-- BEGIN DATA RECORDS --

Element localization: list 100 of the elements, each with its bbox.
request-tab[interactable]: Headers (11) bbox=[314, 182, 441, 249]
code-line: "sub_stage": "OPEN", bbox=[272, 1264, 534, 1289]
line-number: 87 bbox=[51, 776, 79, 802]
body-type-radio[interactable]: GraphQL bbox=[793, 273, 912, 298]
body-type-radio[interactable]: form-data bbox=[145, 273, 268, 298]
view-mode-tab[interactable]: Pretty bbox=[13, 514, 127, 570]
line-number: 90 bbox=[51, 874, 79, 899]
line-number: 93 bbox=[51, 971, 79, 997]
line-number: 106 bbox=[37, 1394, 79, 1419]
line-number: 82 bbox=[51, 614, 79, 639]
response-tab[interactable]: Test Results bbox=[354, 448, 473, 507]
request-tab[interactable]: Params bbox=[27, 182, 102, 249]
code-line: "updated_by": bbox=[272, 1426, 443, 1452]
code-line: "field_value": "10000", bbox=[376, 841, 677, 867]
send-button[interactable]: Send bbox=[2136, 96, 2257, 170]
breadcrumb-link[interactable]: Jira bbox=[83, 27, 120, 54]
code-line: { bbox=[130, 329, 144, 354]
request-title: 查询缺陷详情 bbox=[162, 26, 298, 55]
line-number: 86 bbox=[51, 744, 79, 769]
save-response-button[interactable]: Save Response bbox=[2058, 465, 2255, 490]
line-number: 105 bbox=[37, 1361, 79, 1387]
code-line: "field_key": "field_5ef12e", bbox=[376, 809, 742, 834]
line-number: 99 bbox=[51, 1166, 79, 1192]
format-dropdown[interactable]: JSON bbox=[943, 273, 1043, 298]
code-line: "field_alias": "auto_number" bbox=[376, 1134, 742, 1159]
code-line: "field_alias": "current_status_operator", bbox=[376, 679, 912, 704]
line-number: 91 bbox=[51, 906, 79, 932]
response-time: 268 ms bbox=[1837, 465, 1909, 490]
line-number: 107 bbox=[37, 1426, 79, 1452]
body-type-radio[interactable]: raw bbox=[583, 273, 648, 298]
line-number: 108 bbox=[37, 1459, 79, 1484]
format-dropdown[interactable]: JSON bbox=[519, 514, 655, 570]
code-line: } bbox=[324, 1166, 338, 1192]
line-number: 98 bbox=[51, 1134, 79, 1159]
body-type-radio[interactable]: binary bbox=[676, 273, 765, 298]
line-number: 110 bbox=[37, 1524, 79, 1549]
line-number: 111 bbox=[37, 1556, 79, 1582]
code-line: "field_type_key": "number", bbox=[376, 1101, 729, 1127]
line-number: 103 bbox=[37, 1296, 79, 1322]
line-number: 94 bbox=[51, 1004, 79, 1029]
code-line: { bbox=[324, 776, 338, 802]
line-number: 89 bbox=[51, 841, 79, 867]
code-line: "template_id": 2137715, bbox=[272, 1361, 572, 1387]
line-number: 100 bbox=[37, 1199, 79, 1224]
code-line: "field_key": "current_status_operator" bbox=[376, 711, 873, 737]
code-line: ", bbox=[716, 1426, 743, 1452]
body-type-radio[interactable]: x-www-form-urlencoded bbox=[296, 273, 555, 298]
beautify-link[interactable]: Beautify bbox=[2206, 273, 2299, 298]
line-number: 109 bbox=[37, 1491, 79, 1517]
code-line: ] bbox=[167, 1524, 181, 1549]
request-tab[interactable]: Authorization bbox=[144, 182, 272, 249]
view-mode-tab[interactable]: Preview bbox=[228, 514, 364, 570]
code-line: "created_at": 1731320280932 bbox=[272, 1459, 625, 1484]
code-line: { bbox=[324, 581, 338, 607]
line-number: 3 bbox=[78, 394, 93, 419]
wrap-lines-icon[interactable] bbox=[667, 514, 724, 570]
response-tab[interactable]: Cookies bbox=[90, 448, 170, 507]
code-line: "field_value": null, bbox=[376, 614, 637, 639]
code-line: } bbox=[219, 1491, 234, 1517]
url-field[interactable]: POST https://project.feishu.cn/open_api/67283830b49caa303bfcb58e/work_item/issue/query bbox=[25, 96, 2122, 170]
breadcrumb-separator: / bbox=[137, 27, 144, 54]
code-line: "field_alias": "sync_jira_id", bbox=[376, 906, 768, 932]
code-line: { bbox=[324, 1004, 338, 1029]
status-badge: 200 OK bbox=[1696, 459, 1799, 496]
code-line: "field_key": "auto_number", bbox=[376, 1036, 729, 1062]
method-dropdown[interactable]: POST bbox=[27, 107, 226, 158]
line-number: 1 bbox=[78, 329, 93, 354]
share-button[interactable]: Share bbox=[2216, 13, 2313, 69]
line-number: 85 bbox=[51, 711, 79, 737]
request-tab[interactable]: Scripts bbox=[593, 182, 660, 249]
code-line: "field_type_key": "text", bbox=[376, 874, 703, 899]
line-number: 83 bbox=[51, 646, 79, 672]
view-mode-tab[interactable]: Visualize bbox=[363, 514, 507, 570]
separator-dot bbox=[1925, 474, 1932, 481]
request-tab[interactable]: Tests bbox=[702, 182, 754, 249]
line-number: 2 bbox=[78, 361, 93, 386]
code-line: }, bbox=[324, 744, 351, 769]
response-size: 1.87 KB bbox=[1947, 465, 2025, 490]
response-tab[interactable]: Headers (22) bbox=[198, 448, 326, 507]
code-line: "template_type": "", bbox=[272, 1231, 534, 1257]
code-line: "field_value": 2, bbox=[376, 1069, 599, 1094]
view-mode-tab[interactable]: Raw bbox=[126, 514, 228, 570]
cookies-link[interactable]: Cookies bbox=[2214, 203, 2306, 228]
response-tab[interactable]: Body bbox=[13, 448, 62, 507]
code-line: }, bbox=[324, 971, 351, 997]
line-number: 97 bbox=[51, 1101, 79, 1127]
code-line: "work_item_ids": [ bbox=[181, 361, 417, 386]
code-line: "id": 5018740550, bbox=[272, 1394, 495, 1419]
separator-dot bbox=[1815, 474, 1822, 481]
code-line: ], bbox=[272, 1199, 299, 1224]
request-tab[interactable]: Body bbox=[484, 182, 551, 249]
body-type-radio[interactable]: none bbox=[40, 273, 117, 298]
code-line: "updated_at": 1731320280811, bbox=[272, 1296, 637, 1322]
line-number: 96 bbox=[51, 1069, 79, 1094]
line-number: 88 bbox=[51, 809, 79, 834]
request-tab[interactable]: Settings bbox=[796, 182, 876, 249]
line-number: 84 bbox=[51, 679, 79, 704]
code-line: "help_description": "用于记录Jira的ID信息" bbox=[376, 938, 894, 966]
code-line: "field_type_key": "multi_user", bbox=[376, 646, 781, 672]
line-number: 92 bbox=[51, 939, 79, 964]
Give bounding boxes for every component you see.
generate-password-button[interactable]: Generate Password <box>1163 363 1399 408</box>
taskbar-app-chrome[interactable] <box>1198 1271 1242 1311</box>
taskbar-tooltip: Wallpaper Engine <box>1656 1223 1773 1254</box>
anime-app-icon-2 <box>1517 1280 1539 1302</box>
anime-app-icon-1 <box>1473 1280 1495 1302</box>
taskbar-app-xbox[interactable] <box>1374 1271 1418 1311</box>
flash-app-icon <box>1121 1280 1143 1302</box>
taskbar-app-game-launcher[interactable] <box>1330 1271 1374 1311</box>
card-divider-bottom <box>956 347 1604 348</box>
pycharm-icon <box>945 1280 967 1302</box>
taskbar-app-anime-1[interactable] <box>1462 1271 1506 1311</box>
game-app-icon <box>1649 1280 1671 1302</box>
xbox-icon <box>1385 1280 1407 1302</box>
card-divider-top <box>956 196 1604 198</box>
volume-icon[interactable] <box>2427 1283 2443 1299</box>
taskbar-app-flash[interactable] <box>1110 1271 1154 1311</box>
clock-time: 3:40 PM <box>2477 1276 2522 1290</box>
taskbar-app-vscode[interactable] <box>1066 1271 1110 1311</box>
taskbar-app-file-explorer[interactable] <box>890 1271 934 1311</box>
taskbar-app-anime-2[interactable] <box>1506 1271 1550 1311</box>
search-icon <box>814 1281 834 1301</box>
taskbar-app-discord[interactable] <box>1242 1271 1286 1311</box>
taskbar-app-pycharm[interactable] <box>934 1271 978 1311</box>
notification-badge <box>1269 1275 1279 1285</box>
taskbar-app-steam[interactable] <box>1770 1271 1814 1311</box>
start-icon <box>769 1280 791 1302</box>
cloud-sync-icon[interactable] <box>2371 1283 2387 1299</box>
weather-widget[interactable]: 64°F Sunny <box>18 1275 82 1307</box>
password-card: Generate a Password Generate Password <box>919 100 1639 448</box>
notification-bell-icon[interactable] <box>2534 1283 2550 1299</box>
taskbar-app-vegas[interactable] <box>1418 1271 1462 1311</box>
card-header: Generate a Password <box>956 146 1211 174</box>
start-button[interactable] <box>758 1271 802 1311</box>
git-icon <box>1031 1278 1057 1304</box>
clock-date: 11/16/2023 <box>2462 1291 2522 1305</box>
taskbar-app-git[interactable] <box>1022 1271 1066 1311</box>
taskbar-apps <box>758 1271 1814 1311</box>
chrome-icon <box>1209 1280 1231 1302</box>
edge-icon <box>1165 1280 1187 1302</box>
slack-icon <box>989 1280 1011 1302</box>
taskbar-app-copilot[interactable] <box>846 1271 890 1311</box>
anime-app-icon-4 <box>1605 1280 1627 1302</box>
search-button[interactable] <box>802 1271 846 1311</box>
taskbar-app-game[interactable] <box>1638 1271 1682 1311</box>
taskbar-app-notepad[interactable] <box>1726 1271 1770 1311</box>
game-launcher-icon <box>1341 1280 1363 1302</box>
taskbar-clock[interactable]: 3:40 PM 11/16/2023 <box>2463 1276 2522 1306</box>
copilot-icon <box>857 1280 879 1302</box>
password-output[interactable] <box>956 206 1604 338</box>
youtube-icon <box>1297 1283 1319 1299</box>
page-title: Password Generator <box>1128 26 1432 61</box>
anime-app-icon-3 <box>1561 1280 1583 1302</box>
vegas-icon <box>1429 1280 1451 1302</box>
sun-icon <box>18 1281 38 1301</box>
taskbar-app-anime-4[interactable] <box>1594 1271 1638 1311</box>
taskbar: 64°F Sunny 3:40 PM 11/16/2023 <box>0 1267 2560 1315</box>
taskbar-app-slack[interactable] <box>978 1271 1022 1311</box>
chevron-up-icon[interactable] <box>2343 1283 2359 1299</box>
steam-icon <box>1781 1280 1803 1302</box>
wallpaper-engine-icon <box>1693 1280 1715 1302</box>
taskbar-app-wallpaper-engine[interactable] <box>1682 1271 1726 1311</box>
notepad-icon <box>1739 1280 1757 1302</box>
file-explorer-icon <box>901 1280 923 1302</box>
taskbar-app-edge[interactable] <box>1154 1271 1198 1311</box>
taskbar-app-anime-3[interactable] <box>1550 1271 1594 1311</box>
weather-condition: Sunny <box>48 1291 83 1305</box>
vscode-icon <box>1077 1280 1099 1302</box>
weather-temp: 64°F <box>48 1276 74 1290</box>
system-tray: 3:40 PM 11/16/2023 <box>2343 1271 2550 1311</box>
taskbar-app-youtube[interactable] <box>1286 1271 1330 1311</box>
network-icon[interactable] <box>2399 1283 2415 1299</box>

-- END DATA RECORDS --

Turn the entries, from the first line through the line containing "view-mode-tab[interactable]: Pretty bbox=[13, 514, 127, 570]", into a Markdown table with the columns Row and Line, where Row numbers each line and Line holds its text. Leave out any blank lines.

| Row | Line |
|---|---|
| 1 | Element localization: list 100 of the elements, each with its bbox. |
| 2 | request-tab[interactable]: Headers (11) bbox=[314, 182, 441, 249] |
| 3 | code-line: "sub_stage": "OPEN", bbox=[272, 1264, 534, 1289] |
| 4 | line-number: 87 bbox=[51, 776, 79, 802] |
| 5 | body-type-radio[interactable]: GraphQL bbox=[793, 273, 912, 298] |
| 6 | body-type-radio[interactable]: form-data bbox=[145, 273, 268, 298] |
| 7 | view-mode-tab[interactable]: Pretty bbox=[13, 514, 127, 570] |